**What to work on**
State the number of lines in these records that include the word "vorn", and add nothing to it.
#####
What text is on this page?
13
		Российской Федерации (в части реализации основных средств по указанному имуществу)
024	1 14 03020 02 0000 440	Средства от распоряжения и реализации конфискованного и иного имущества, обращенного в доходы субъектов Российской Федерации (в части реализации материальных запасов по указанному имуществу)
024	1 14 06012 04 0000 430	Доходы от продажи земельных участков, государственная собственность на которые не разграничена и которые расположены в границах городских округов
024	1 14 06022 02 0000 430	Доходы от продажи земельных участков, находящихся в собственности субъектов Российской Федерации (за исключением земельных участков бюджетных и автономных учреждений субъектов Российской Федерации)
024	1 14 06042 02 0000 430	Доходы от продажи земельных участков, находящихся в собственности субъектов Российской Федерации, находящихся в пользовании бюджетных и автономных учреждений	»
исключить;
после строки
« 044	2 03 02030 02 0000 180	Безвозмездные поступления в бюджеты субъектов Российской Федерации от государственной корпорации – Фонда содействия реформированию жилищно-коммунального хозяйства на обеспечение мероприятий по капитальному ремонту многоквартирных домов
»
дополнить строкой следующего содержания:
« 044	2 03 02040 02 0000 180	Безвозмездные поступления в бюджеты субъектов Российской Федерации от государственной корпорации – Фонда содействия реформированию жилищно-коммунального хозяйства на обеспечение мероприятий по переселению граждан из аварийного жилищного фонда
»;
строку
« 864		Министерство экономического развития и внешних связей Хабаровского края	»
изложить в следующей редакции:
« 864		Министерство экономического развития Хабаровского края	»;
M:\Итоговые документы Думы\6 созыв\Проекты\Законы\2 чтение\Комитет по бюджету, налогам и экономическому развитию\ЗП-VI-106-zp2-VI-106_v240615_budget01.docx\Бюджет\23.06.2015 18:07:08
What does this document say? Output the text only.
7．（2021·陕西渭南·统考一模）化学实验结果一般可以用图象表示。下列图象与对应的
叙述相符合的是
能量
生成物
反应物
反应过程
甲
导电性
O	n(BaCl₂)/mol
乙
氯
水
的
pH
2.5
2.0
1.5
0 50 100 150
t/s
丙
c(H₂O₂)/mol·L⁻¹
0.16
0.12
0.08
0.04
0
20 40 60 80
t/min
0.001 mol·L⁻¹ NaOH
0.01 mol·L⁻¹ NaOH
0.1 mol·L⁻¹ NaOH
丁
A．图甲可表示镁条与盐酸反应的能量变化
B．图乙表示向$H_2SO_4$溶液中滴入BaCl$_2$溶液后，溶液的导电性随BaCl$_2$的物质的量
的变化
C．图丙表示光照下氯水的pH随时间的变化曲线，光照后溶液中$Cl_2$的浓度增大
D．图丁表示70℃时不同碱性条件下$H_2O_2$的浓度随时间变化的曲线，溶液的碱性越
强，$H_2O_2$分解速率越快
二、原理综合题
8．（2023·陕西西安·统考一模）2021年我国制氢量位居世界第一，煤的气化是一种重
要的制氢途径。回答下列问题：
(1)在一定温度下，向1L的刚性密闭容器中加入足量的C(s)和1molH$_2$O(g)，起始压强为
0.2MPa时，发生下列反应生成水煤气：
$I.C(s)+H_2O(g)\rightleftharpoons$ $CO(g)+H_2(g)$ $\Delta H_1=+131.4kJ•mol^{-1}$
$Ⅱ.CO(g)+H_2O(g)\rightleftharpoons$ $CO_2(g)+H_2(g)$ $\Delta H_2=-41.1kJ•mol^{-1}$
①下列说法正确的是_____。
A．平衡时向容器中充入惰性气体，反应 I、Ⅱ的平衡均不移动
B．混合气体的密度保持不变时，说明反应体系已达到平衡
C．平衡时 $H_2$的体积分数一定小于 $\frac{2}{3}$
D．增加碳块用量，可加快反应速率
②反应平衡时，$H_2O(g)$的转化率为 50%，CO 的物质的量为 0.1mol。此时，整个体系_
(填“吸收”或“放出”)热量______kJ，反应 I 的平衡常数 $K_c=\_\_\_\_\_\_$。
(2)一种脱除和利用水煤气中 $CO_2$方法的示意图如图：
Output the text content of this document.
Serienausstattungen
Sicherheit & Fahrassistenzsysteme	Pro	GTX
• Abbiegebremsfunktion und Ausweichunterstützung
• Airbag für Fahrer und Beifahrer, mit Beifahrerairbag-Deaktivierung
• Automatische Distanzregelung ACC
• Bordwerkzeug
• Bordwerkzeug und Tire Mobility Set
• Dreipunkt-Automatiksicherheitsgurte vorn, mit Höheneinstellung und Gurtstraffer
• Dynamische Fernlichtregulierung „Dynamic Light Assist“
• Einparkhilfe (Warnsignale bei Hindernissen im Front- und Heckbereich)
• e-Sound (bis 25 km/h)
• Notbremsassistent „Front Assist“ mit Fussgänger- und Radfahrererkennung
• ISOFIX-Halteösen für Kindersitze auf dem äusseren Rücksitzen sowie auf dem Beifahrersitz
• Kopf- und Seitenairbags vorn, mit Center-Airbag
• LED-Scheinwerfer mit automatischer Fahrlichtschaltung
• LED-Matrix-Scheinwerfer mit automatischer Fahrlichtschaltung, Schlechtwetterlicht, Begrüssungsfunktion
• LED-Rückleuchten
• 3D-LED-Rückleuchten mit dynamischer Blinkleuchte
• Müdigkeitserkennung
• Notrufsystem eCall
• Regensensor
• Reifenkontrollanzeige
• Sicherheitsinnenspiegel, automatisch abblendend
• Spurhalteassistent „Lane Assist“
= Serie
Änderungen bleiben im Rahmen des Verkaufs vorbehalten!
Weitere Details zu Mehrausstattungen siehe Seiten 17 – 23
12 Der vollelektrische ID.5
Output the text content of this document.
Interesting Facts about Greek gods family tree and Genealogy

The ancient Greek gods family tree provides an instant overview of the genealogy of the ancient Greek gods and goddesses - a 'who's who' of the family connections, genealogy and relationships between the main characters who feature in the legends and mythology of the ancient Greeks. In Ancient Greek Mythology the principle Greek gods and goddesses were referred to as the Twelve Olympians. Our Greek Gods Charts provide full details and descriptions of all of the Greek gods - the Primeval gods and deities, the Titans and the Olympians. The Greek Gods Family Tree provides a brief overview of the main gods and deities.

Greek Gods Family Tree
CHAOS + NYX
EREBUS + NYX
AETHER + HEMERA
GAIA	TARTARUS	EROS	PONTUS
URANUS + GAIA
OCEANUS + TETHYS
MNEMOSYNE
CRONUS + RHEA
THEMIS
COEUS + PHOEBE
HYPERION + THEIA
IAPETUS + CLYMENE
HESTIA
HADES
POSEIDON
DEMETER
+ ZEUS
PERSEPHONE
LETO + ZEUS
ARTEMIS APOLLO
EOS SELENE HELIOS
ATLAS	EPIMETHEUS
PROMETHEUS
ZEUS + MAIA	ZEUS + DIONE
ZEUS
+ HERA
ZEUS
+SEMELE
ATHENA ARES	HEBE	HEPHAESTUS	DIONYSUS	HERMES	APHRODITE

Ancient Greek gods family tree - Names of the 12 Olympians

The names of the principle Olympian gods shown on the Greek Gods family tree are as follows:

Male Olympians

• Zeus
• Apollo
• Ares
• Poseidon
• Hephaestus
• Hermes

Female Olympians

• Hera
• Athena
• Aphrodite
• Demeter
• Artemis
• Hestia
#####
**Answer in full**
2